* **WHAT THE TASK REQUIRES**: Restate the listing below word for word, omitting any images.

———

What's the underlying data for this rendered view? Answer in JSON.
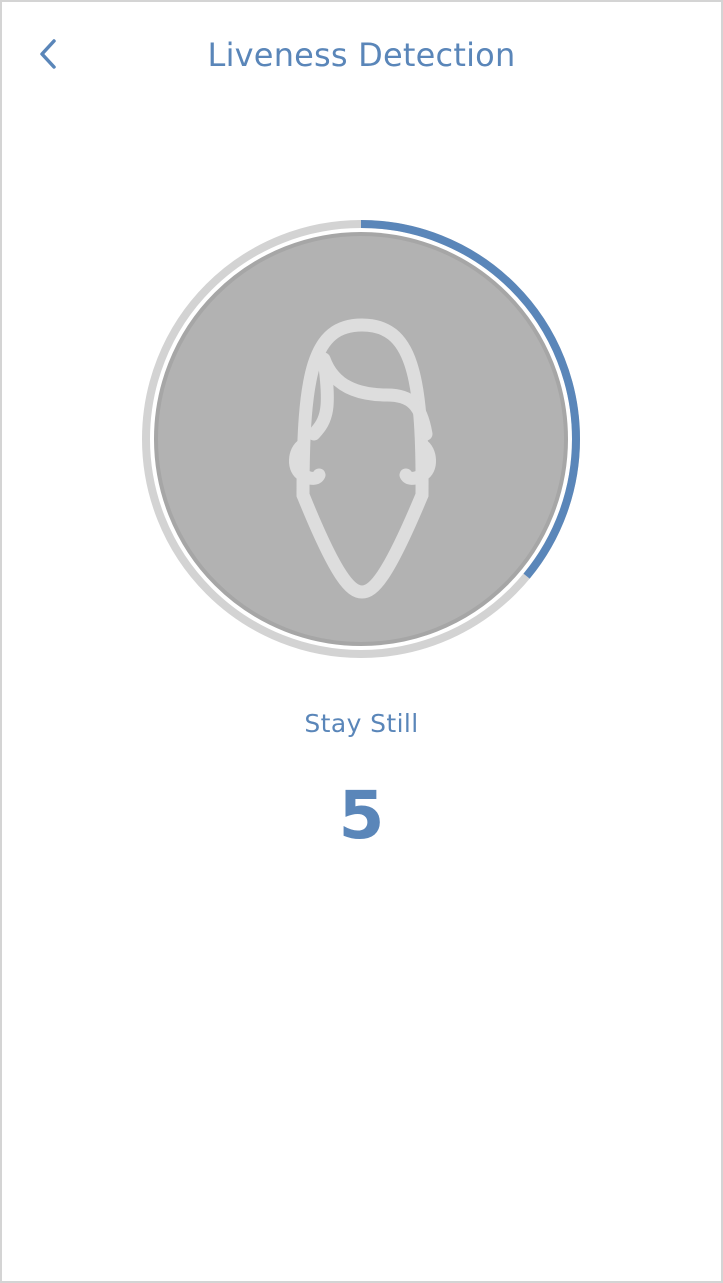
{
  "header": {
    "title": "Liveness Detection",
    "back_icon": "chevron-left-icon"
  },
  "scanner": {
    "progress_fraction": 0.36,
    "face_icon": "face-outline-icon"
  },
  "status": {
    "instruction": "Stay Still",
    "countdown": "5"
  },
  "colors": {
    "accent": "#5a86b9",
    "track": "#d3d3d3",
    "ring_gap": "#ffffff",
    "camera_fill": "#b2b2b2",
    "face_stroke": "#dddddd",
    "background": "#ffffff"
  }
}
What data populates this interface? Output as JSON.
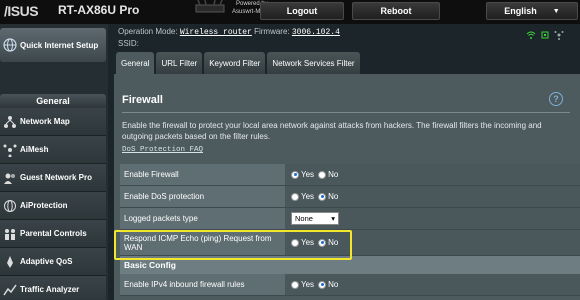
{
  "header": {
    "logo": "/ISUS",
    "model": "RT-AX86U Pro",
    "powered_by": "Powered by",
    "powered_by_name": "Asuswrt-Merlin",
    "logout_label": "Logout",
    "reboot_label": "Reboot",
    "language": "English"
  },
  "sidebar": {
    "qis_label": "Quick Internet Setup",
    "section_label": "General",
    "items": [
      {
        "label": "Network Map"
      },
      {
        "label": "AiMesh"
      },
      {
        "label": "Guest Network Pro"
      },
      {
        "label": "AiProtection"
      },
      {
        "label": "Parental Controls"
      },
      {
        "label": "Adaptive QoS"
      },
      {
        "label": "Traffic Analyzer"
      }
    ]
  },
  "info": {
    "op_mode_label": "Operation Mode:",
    "op_mode_value": "Wireless router",
    "firmware_label": "Firmware:",
    "firmware_value": "3006.102.4",
    "ssid_label": "SSID:"
  },
  "tabs": [
    {
      "label": "General"
    },
    {
      "label": "URL Filter"
    },
    {
      "label": "Keyword Filter"
    },
    {
      "label": "Network Services Filter"
    }
  ],
  "panel": {
    "title": "Firewall",
    "help": "?",
    "description": "Enable the firewall to protect your local area network against attacks from hackers. The firewall filters the incoming and outgoing packets based on the filter rules.",
    "faq_link": "DoS Protection FAQ"
  },
  "settings": {
    "enable_firewall": {
      "label": "Enable Firewall",
      "yes": "Yes",
      "no": "No",
      "selected": "Yes"
    },
    "enable_dos": {
      "label": "Enable DoS protection",
      "yes": "Yes",
      "no": "No",
      "selected": "No"
    },
    "logged_packets": {
      "label": "Logged packets type",
      "value": "None"
    },
    "icmp_echo": {
      "label": "Respond ICMP Echo (ping) Request from WAN",
      "yes": "Yes",
      "no": "No",
      "selected": "No"
    },
    "basic_config": "Basic Config",
    "ipv4_inbound": {
      "label": "Enable IPv4 inbound firewall rules",
      "yes": "Yes",
      "no": "No",
      "selected": "No"
    }
  },
  "colors": {
    "accent": "#1b6fd8",
    "highlight": "#f2e72a"
  }
}
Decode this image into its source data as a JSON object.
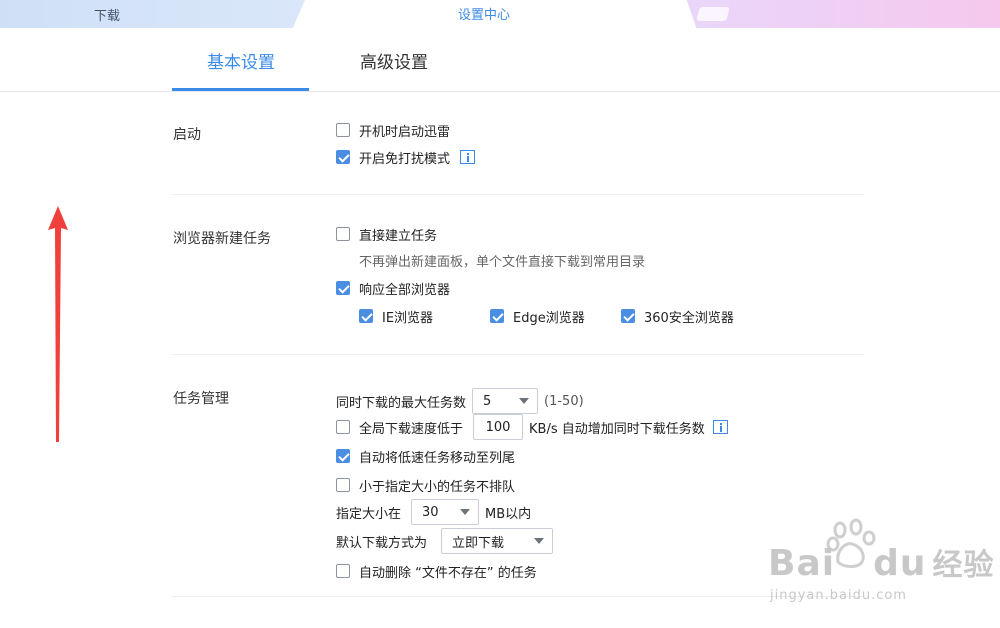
{
  "tabs": {
    "download": "下载",
    "settings": "设置中心"
  },
  "subtabs": {
    "basic": "基本设置",
    "advanced": "高级设置"
  },
  "startup": {
    "title": "启动",
    "boot_start": {
      "label": "开机时启动迅雷",
      "checked": false
    },
    "no_disturb": {
      "label": "开启免打扰模式",
      "checked": true
    }
  },
  "browser": {
    "title": "浏览器新建任务",
    "direct_create": {
      "label": "直接建立任务",
      "checked": false
    },
    "direct_hint": "不再弹出新建面板，单个文件直接下载到常用目录",
    "respond_all": {
      "label": "响应全部浏览器",
      "checked": true
    },
    "ie": {
      "label": "IE浏览器",
      "checked": true
    },
    "edge": {
      "label": "Edge浏览器",
      "checked": true
    },
    "b360": {
      "label": "360安全浏览器",
      "checked": true
    }
  },
  "task": {
    "title": "任务管理",
    "max_tasks_label": "同时下载的最大任务数",
    "max_tasks_value": "5",
    "max_tasks_range": "(1-50)",
    "speed_low": {
      "label": "全局下载速度低于",
      "checked": false
    },
    "speed_value": "100",
    "speed_suffix": "KB/s 自动增加同时下载任务数",
    "move_slow": {
      "label": "自动将低速任务移动至列尾",
      "checked": true
    },
    "small_no_queue": {
      "label": "小于指定大小的任务不排队",
      "checked": false
    },
    "size_label": "指定大小在",
    "size_value": "30",
    "size_unit": "MB以内",
    "default_mode_label": "默认下载方式为",
    "default_mode_value": "立即下载",
    "auto_delete": {
      "label": "自动删除 “文件不存在” 的任务",
      "checked": false
    }
  },
  "watermark": {
    "brand": "Bai",
    "brand2": "du",
    "cn": "经验",
    "url": "jingyan.baidu.com"
  },
  "colors": {
    "accent": "#3b8be8",
    "checkbox": "#4a8ee4",
    "arrow": "#f0403c"
  }
}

———

* **SOLUTION TO THE EXERCISE**:
What's the underlying data for this rendered view? Answer in JSON.
{
  "header": {
    "title": "Liveness Detection",
    "back_icon": "chevron-left-icon"
  },
  "scanner": {
    "progress_fraction": 0.36,
    "face_icon": "face-outline-icon"
  },
  "status": {
    "instruction": "Stay Still",
    "countdown": "5"
  },
  "colors": {
    "accent": "#5a86b9",
    "track": "#d3d3d3",
    "ring_gap": "#ffffff",
    "camera_fill": "#b2b2b2",
    "face_stroke": "#dddddd",
    "background": "#ffffff"
  }
}
What data populates this interface? Output as JSON.
{
  "header": {
    "logo": "/ISUS",
    "model": "RT-AX86U Pro",
    "powered_by": "Powered by",
    "powered_by_name": "Asuswrt-Merlin",
    "logout_label": "Logout",
    "reboot_label": "Reboot",
    "language": "English"
  },
  "sidebar": {
    "qis_label": "Quick Internet Setup",
    "section_label": "General",
    "items": [
      {
        "label": "Network Map"
      },
      {
        "label": "AiMesh"
      },
      {
        "label": "Guest Network Pro"
      },
      {
        "label": "AiProtection"
      },
      {
        "label": "Parental Controls"
      },
      {
        "label": "Adaptive QoS"
      },
      {
        "label": "Traffic Analyzer"
      }
    ]
  },
  "info": {
    "op_mode_label": "Operation Mode:",
    "op_mode_value": "Wireless router",
    "firmware_label": "Firmware:",
    "firmware_value": "3006.102.4",
    "ssid_label": "SSID:"
  },
  "tabs": [
    {
      "label": "General"
    },
    {
      "label": "URL Filter"
    },
    {
      "label": "Keyword Filter"
    },
    {
      "label": "Network Services Filter"
    }
  ],
  "panel": {
    "title": "Firewall",
    "help": "?",
    "description": "Enable the firewall to protect your local area network against attacks from hackers. The firewall filters the incoming and outgoing packets based on the filter rules.",
    "faq_link": "DoS Protection FAQ"
  },
  "settings": {
    "enable_firewall": {
      "label": "Enable Firewall",
      "yes": "Yes",
      "no": "No",
      "selected": "Yes"
    },
    "enable_dos": {
      "label": "Enable DoS protection",
      "yes": "Yes",
      "no": "No",
      "selected": "No"
    },
    "logged_packets": {
      "label": "Logged packets type",
      "value": "None"
    },
    "icmp_echo": {
      "label": "Respond ICMP Echo (ping) Request from WAN",
      "yes": "Yes",
      "no": "No",
      "selected": "No"
    },
    "basic_config": "Basic Config",
    "ipv4_inbound": {
      "label": "Enable IPv4 inbound firewall rules",
      "yes": "Yes",
      "no": "No",
      "selected": "No"
    }
  },
  "colors": {
    "accent": "#1b6fd8",
    "highlight": "#f2e72a"
  }
}
Decode this image into its source data as a JSON object.
{
  "tabs": {
    "download": "下载",
    "settings": "设置中心"
  },
  "subtabs": {
    "basic": "基本设置",
    "advanced": "高级设置"
  },
  "startup": {
    "title": "启动",
    "boot_start": {
      "label": "开机时启动迅雷",
      "checked": false
    },
    "no_disturb": {
      "label": "开启免打扰模式",
      "checked": true
    }
  },
  "browser": {
    "title": "浏览器新建任务",
    "direct_create": {
      "label": "直接建立任务",
      "checked": false
    },
    "direct_hint": "不再弹出新建面板，单个文件直接下载到常用目录",
    "respond_all": {
      "label": "响应全部浏览器",
      "checked": true
    },
    "ie": {
      "label": "IE浏览器",
      "checked": true
    },
    "edge": {
      "label": "Edge浏览器",
      "checked": true
    },
    "b360": {
      "label": "360安全浏览器",
      "checked": true
    }
  },
  "task": {
    "title": "任务管理",
    "max_tasks_label": "同时下载的最大任务数",
    "max_tasks_value": "5",
    "max_tasks_range": "(1-50)",
    "speed_low": {
      "label": "全局下载速度低于",
      "checked": false
    },
    "speed_value": "100",
    "speed_suffix": "KB/s 自动增加同时下载任务数",
    "move_slow": {
      "label": "自动将低速任务移动至列尾",
      "checked": true
    },
    "small_no_queue": {
      "label": "小于指定大小的任务不排队",
      "checked": false
    },
    "size_label": "指定大小在",
    "size_value": "30",
    "size_unit": "MB以内",
    "default_mode_label": "默认下载方式为",
    "default_mode_value": "立即下载",
    "auto_delete": {
      "label": "自动删除 “文件不存在” 的任务",
      "checked": false
    }
  },
  "watermark": {
    "brand": "Bai",
    "brand2": "du",
    "cn": "经验",
    "url": "jingyan.baidu.com"
  },
  "colors": {
    "accent": "#3b8be8",
    "checkbox": "#4a8ee4",
    "arrow": "#f0403c"
  }
}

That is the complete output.